_Exercise objective:_
All the data below goes into the copy word for word, but the pictures don't.

[Stored data]
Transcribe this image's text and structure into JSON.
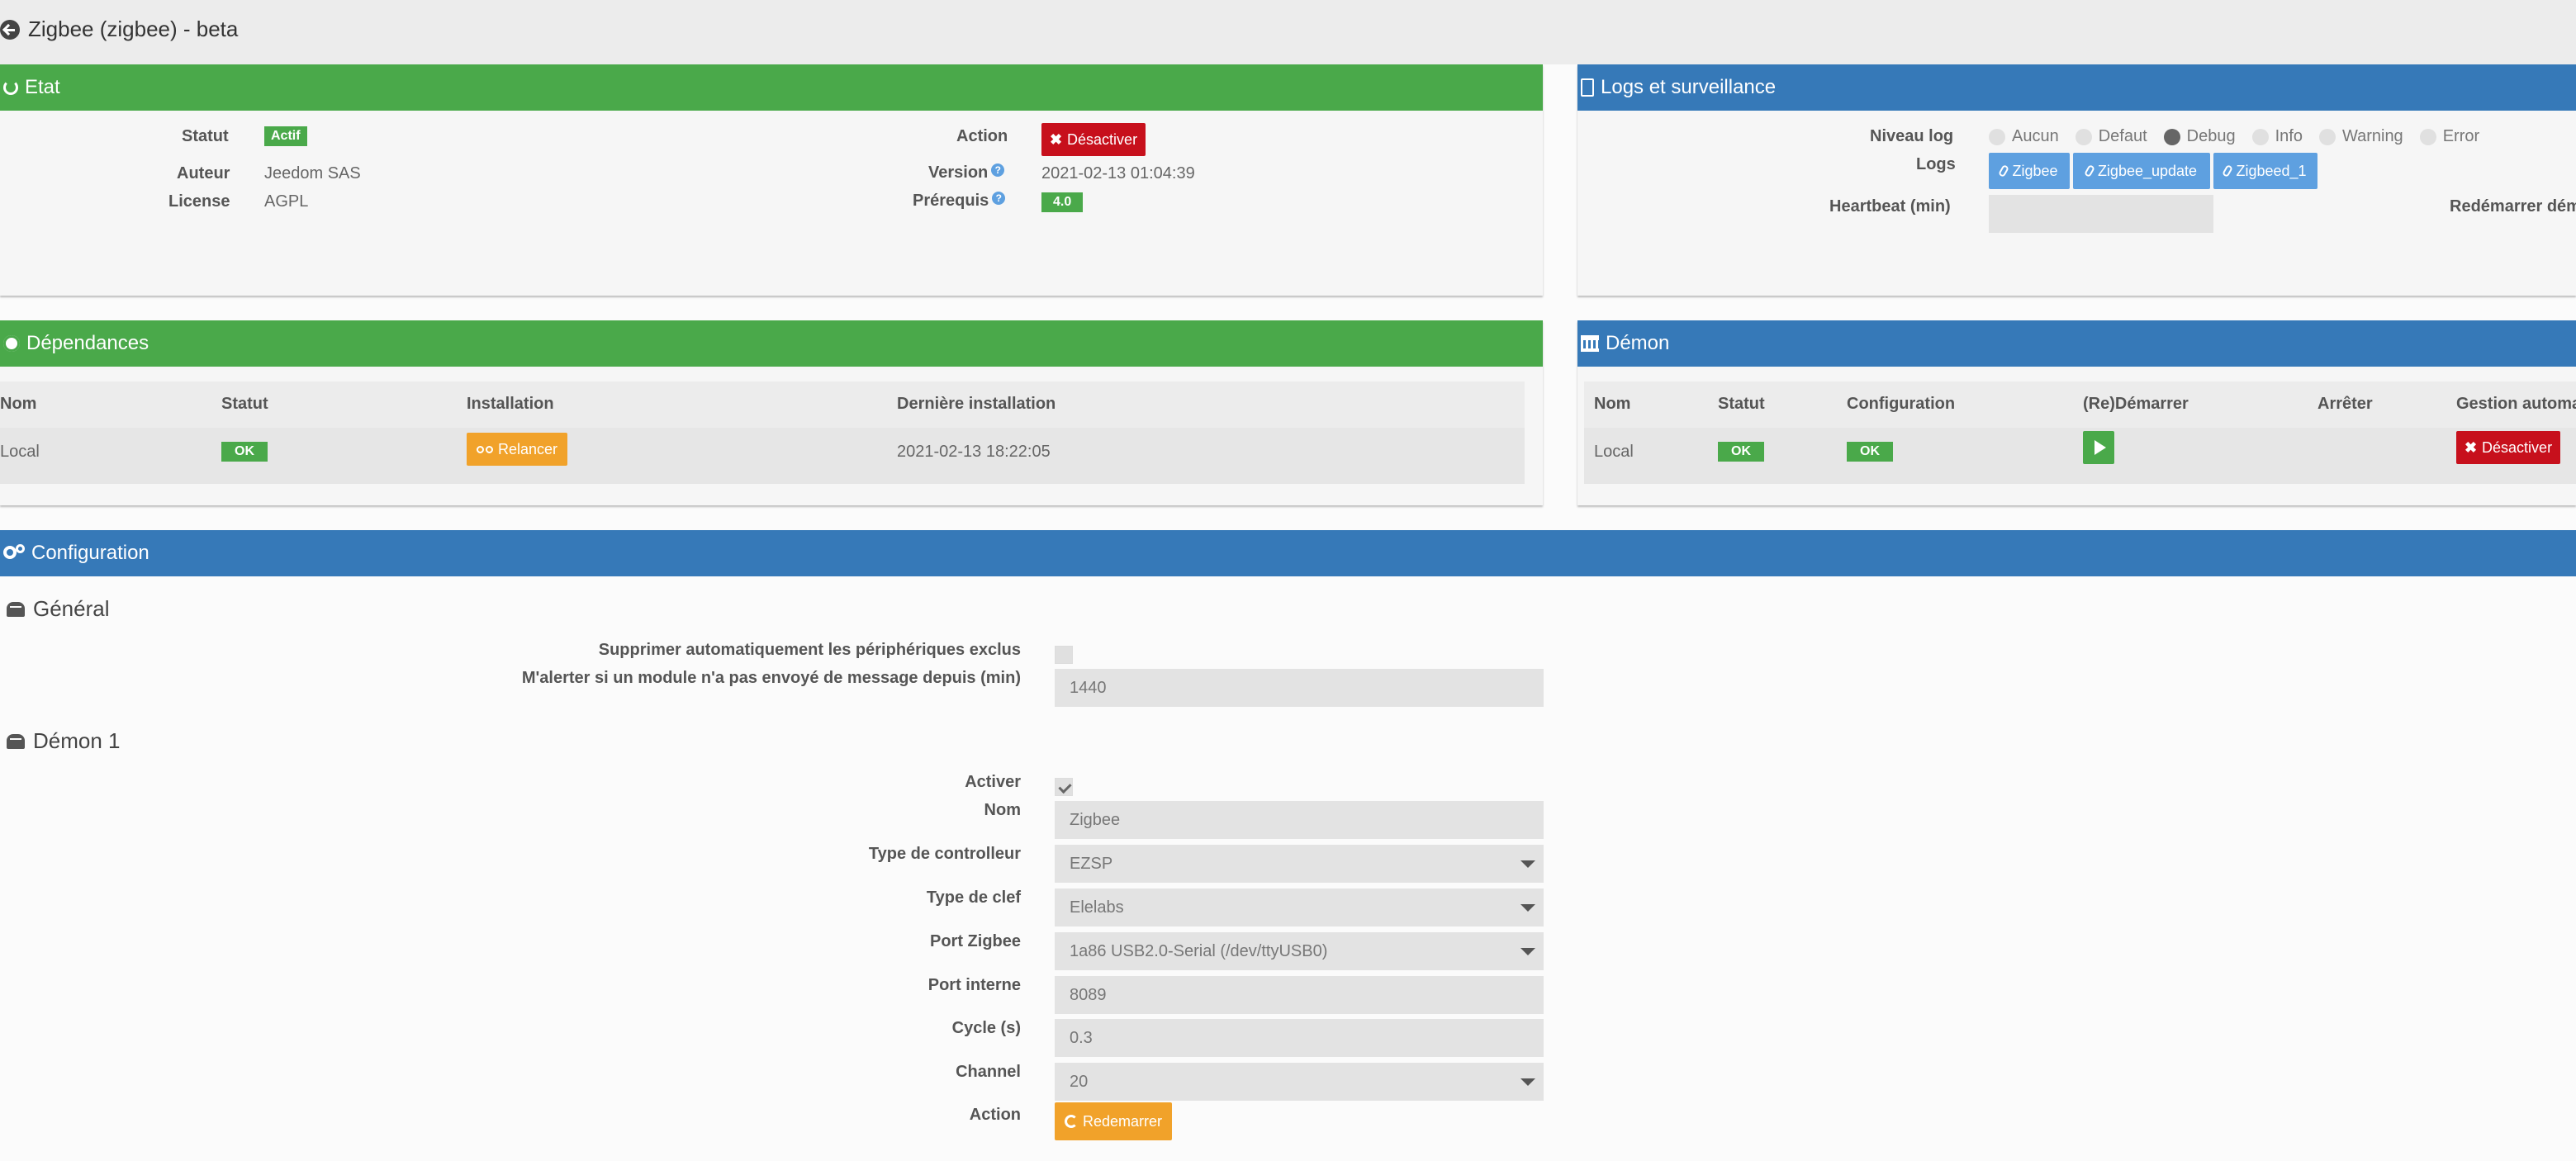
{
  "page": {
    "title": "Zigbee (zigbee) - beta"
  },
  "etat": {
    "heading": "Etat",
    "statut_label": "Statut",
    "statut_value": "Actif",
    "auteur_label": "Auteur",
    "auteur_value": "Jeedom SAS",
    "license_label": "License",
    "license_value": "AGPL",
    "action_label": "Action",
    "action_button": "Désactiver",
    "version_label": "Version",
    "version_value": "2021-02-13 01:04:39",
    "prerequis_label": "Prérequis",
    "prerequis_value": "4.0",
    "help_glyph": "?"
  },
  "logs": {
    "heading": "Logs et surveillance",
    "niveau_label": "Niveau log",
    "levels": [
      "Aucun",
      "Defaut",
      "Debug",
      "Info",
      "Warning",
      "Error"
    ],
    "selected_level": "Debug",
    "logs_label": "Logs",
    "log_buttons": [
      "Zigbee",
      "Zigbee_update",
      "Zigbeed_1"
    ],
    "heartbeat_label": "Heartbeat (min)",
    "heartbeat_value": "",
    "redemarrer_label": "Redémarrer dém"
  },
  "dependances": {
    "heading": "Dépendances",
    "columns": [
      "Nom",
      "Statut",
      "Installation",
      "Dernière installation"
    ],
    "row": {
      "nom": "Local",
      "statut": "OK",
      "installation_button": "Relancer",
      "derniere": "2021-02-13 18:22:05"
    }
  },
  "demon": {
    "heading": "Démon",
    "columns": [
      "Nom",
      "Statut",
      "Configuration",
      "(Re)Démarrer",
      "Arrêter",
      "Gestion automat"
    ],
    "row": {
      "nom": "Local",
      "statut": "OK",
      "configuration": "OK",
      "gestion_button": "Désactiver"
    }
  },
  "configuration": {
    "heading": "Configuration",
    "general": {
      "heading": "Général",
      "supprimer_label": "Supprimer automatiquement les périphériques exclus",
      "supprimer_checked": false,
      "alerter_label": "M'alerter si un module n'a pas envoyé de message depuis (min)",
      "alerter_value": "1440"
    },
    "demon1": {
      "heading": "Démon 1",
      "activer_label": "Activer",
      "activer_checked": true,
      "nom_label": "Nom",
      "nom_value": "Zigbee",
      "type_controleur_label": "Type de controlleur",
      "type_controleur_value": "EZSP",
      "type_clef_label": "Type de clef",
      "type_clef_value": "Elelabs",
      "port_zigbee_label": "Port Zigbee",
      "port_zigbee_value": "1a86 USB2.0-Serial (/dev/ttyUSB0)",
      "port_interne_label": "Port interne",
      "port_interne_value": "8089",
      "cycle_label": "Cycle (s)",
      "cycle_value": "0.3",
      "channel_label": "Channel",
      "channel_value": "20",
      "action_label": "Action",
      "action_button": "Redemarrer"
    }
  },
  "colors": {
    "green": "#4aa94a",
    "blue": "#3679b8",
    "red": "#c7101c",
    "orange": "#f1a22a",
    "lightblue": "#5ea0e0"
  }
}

_Exercise output:_
Transcribe this image's text and structure into JSON.
{
  "page": {
    "title": "Zigbee (zigbee) - beta"
  },
  "etat": {
    "heading": "Etat",
    "statut_label": "Statut",
    "statut_value": "Actif",
    "auteur_label": "Auteur",
    "auteur_value": "Jeedom SAS",
    "license_label": "License",
    "license_value": "AGPL",
    "action_label": "Action",
    "action_button": "Désactiver",
    "version_label": "Version",
    "version_value": "2021-02-13 01:04:39",
    "prerequis_label": "Prérequis",
    "prerequis_value": "4.0",
    "help_glyph": "?"
  },
  "logs": {
    "heading": "Logs et surveillance",
    "niveau_label": "Niveau log",
    "levels": [
      "Aucun",
      "Defaut",
      "Debug",
      "Info",
      "Warning",
      "Error"
    ],
    "selected_level": "Debug",
    "logs_label": "Logs",
    "log_buttons": [
      "Zigbee",
      "Zigbee_update",
      "Zigbeed_1"
    ],
    "heartbeat_label": "Heartbeat (min)",
    "heartbeat_value": "",
    "redemarrer_label": "Redémarrer dém"
  },
  "dependances": {
    "heading": "Dépendances",
    "columns": [
      "Nom",
      "Statut",
      "Installation",
      "Dernière installation"
    ],
    "row": {
      "nom": "Local",
      "statut": "OK",
      "installation_button": "Relancer",
      "derniere": "2021-02-13 18:22:05"
    }
  },
  "demon": {
    "heading": "Démon",
    "columns": [
      "Nom",
      "Statut",
      "Configuration",
      "(Re)Démarrer",
      "Arrêter",
      "Gestion automat"
    ],
    "row": {
      "nom": "Local",
      "statut": "OK",
      "configuration": "OK",
      "gestion_button": "Désactiver"
    }
  },
  "configuration": {
    "heading": "Configuration",
    "general": {
      "heading": "Général",
      "supprimer_label": "Supprimer automatiquement les périphériques exclus",
      "supprimer_checked": false,
      "alerter_label": "M'alerter si un module n'a pas envoyé de message depuis (min)",
      "alerter_value": "1440"
    },
    "demon1": {
      "heading": "Démon 1",
      "activer_label": "Activer",
      "activer_checked": true,
      "nom_label": "Nom",
      "nom_value": "Zigbee",
      "type_controleur_label": "Type de controlleur",
      "type_controleur_value": "EZSP",
      "type_clef_label": "Type de clef",
      "type_clef_value": "Elelabs",
      "port_zigbee_label": "Port Zigbee",
      "port_zigbee_value": "1a86 USB2.0-Serial (/dev/ttyUSB0)",
      "port_interne_label": "Port interne",
      "port_interne_value": "8089",
      "cycle_label": "Cycle (s)",
      "cycle_value": "0.3",
      "channel_label": "Channel",
      "channel_value": "20",
      "action_label": "Action",
      "action_button": "Redemarrer"
    }
  },
  "colors": {
    "green": "#4aa94a",
    "blue": "#3679b8",
    "red": "#c7101c",
    "orange": "#f1a22a",
    "lightblue": "#5ea0e0"
  }
}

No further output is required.